### [The exercise]
Reproduce every entry below precisely; do not include the pictures.

### [Information shown]
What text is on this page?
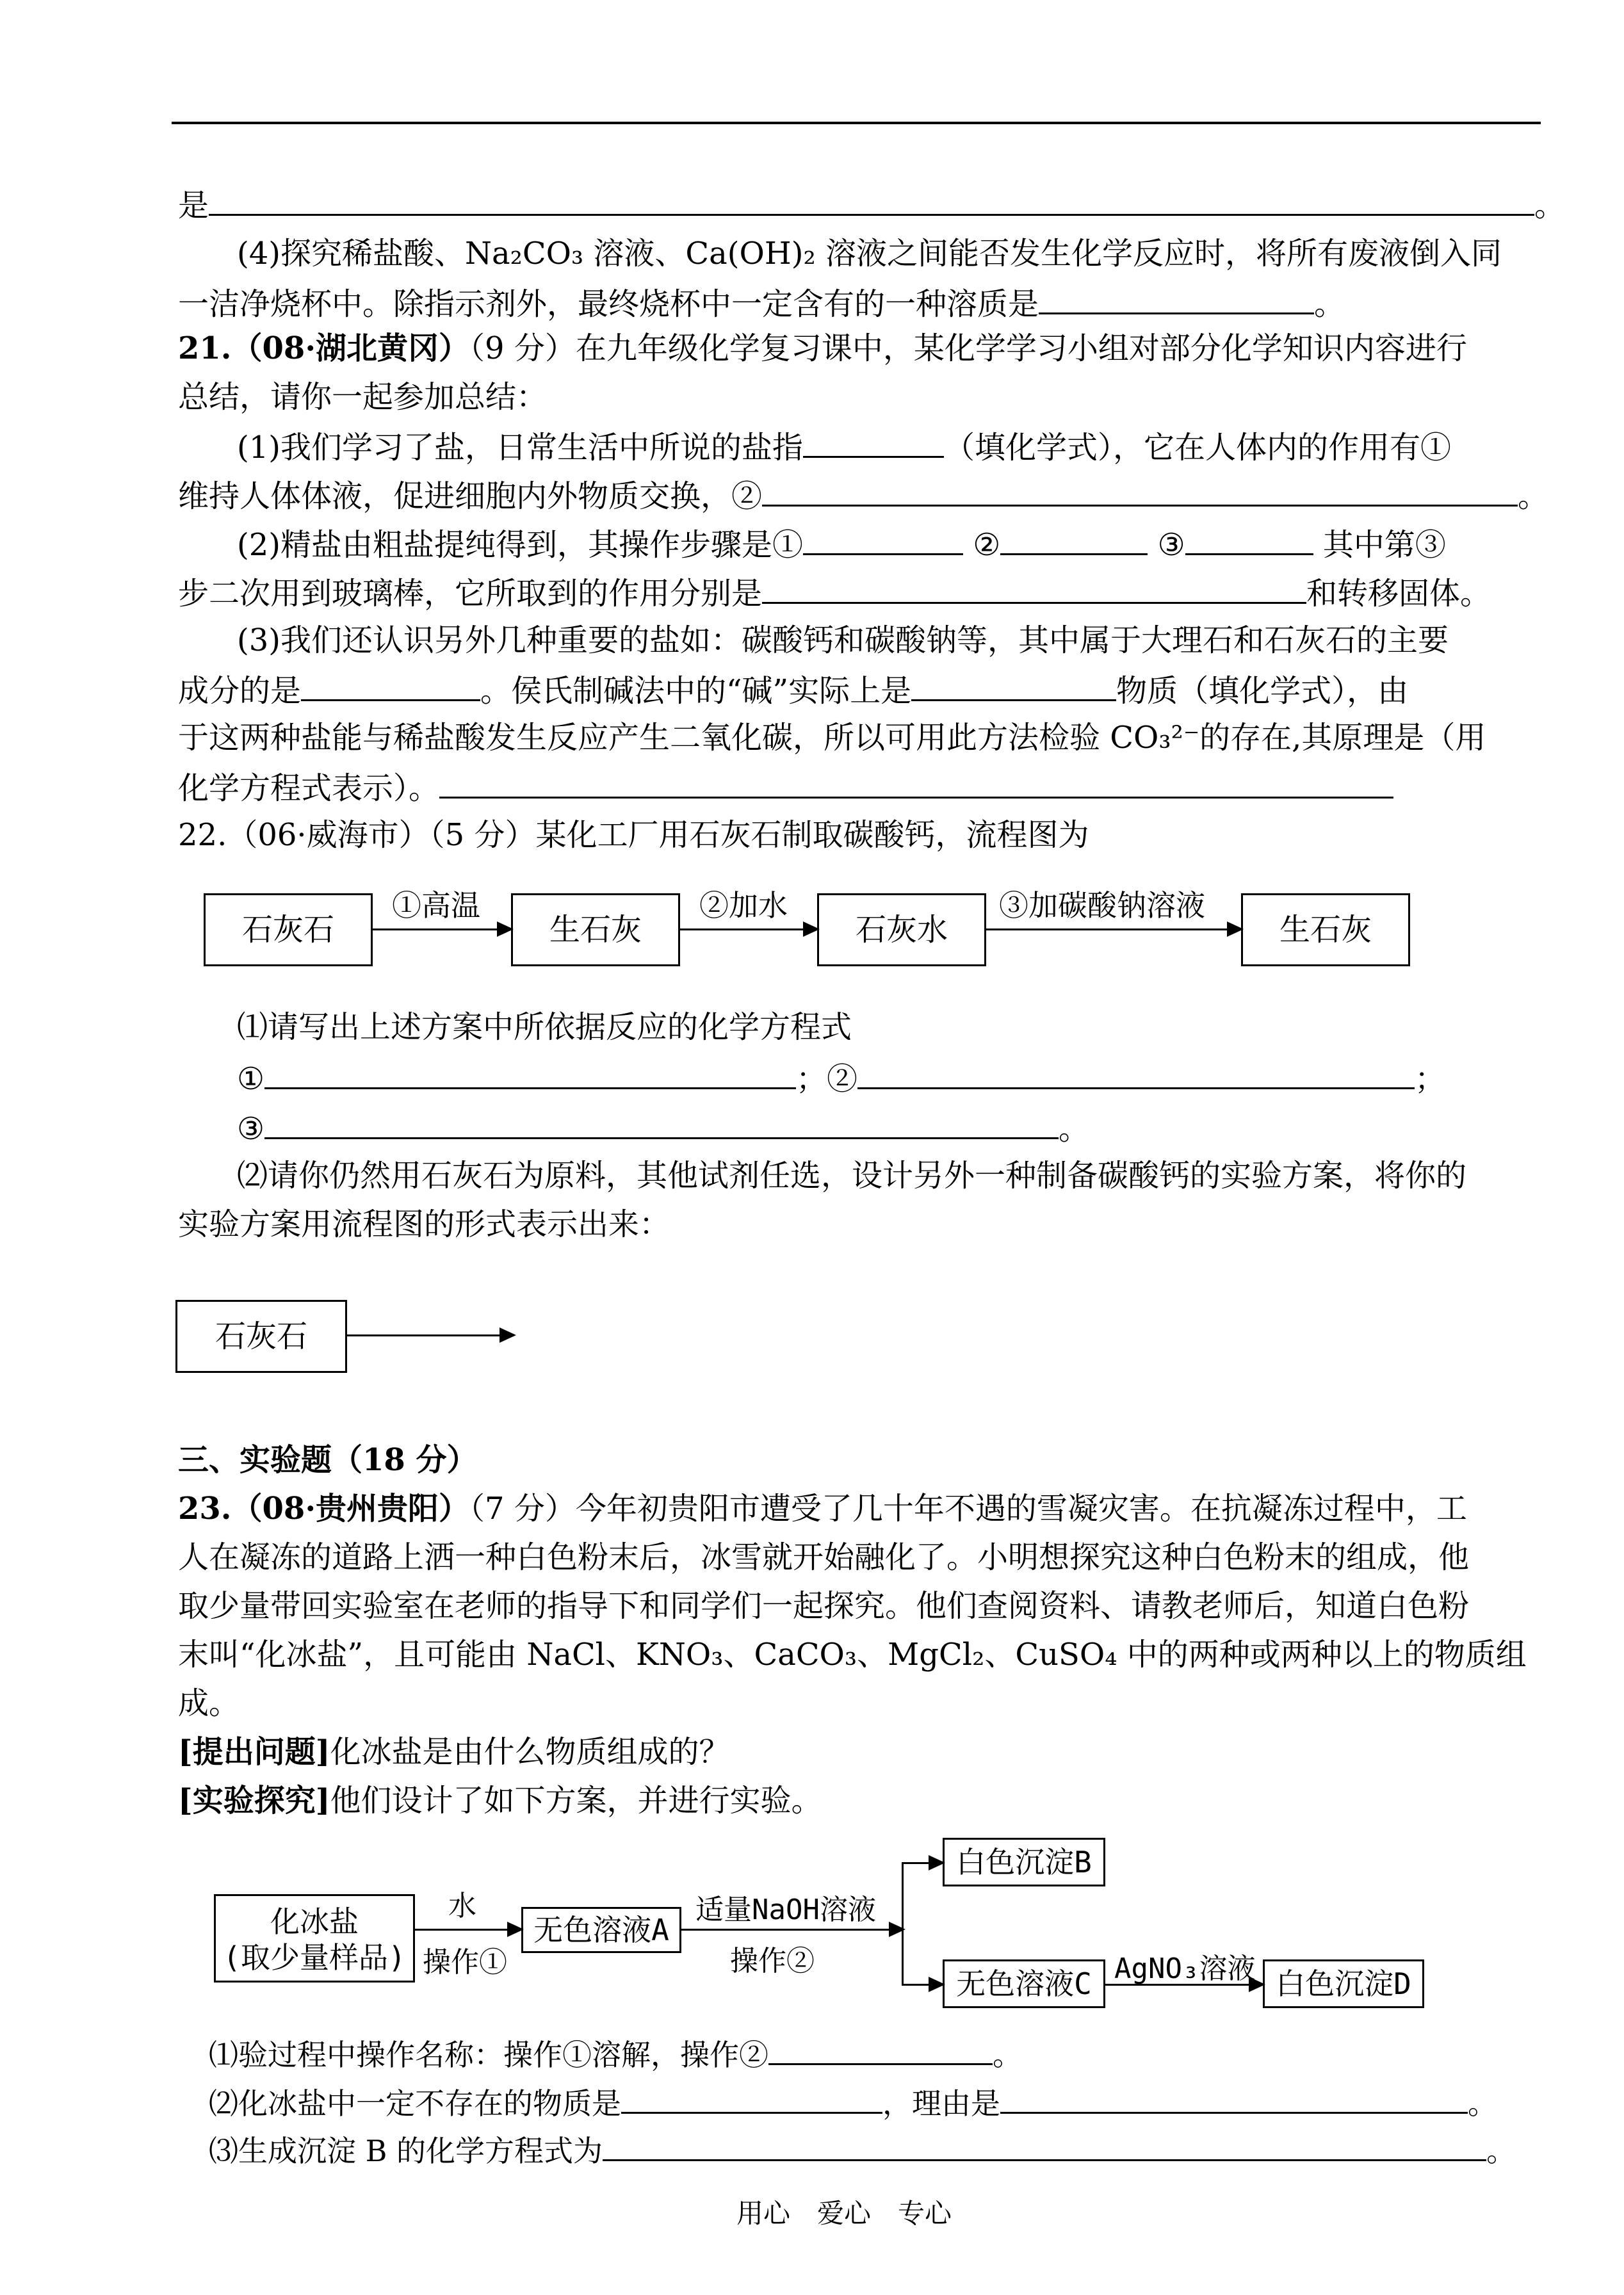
是	。
(4)探究稀盐酸、Na₂CO₃ 溶液、Ca(OH)₂ 溶液之间能否发生化学反应时，将所有废液倒入同
一洁净烧杯中。除指示剂外，最终烧杯中一定含有的一种溶质是	。
21.（08·湖北黄冈）（9 分）在九年级化学复习课中，某化学学习小组对部分化学知识内容进行
总结，请你一起参加总结：
(1)我们学习了盐，日常生活中所说的盐指	（填化学式），它在人体内的作用有①
维持人体体液，促进细胞内外物质交换，②	。
(2)精盐由粗盐提纯得到，其操作步骤是①	②	③	其中第③
步二次用到玻璃棒，它所取到的作用分别是	和转移固体。
(3)我们还认识另外几种重要的盐如：碳酸钙和碳酸钠等，其中属于大理石和石灰石的主要
成分的是	。侯氏制碱法中的“碱”实际上是	物质（填化学式），由
于这两种盐能与稀盐酸发生反应产生二氧化碳，所以可用此方法检验 CO₃²⁻的存在,其原理是（用
化学方程式表示）。
22.（06·威海市）（5 分）某化工厂用石灰石制取碳酸钙，流程图为
石灰石
①高温
生石灰
②加水
石灰水
③加碳酸钠溶液
生石灰
⑴请写出上述方案中所依据反应的化学方程式
①	；②	；
③	。
⑵请你仍然用石灰石为原料，其他试剂任选，设计另外一种制备碳酸钙的实验方案，将你的
实验方案用流程图的形式表示出来：
石灰石
三、实验题（18 分）
23.（08·贵州贵阳）（7 分）今年初贵阳市遭受了几十年不遇的雪凝灾害。在抗凝冻过程中，工
人在凝冻的道路上洒一种白色粉末后，冰雪就开始融化了。小明想探究这种白色粉末的组成，他
取少量带回实验室在老师的指导下和同学们一起探究。他们查阅资料、请教老师后，知道白色粉
末叫“化冰盐”，且可能由 NaCl、KNO₃、CaCO₃、MgCl₂、CuSO₄ 中的两种或两种以上的物质组
成。
[提出问题]化冰盐是由什么物质组成的？
[实验探究]他们设计了如下方案，并进行实验。
化冰盐
(取少量样品)
水
操作①
无色溶液A
适量NaOH溶液
操作②
白色沉淀B
无色溶液C AgNO₃溶液 白色沉淀D
⑴验过程中操作名称：操作①溶解，操作②	。
⑵化冰盐中一定不存在的物质是	，理由是	。
⑶生成沉淀 B 的化学方程式为	。
用心　爱心　专心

### [Final result]
What text is on this page?
是	。
(4)探究稀盐酸、Na₂CO₃ 溶液、Ca(OH)₂ 溶液之间能否发生化学反应时，将所有废液倒入同
一洁净烧杯中。除指示剂外，最终烧杯中一定含有的一种溶质是	。
21.（08·湖北黄冈）（9 分）在九年级化学复习课中，某化学学习小组对部分化学知识内容进行
总结，请你一起参加总结：
(1)我们学习了盐，日常生活中所说的盐指	（填化学式），它在人体内的作用有①
维持人体体液，促进细胞内外物质交换，②	。
(2)精盐由粗盐提纯得到，其操作步骤是①	②	③	其中第③
步二次用到玻璃棒，它所取到的作用分别是	和转移固体。
(3)我们还认识另外几种重要的盐如：碳酸钙和碳酸钠等，其中属于大理石和石灰石的主要
成分的是	。侯氏制碱法中的“碱”实际上是	物质（填化学式），由
于这两种盐能与稀盐酸发生反应产生二氧化碳，所以可用此方法检验 CO₃²⁻的存在,其原理是（用
化学方程式表示）。
22.（06·威海市）（5 分）某化工厂用石灰石制取碳酸钙，流程图为
石灰石
①高温
生石灰
②加水
石灰水
③加碳酸钠溶液
生石灰
⑴请写出上述方案中所依据反应的化学方程式
①	；②	；
③	。
⑵请你仍然用石灰石为原料，其他试剂任选，设计另外一种制备碳酸钙的实验方案，将你的
实验方案用流程图的形式表示出来：
石灰石
三、实验题（18 分）
23.（08·贵州贵阳）（7 分）今年初贵阳市遭受了几十年不遇的雪凝灾害。在抗凝冻过程中，工
人在凝冻的道路上洒一种白色粉末后，冰雪就开始融化了。小明想探究这种白色粉末的组成，他
取少量带回实验室在老师的指导下和同学们一起探究。他们查阅资料、请教老师后，知道白色粉
末叫“化冰盐”，且可能由 NaCl、KNO₃、CaCO₃、MgCl₂、CuSO₄ 中的两种或两种以上的物质组
成。
[提出问题]化冰盐是由什么物质组成的？
[实验探究]他们设计了如下方案，并进行实验。
化冰盐
(取少量样品)
水
操作①
无色溶液A
适量NaOH溶液
操作②
白色沉淀B
无色溶液C AgNO₃溶液 白色沉淀D
⑴验过程中操作名称：操作①溶解，操作②	。
⑵化冰盐中一定不存在的物质是	，理由是	。
⑶生成沉淀 B 的化学方程式为	。
用心　爱心　专心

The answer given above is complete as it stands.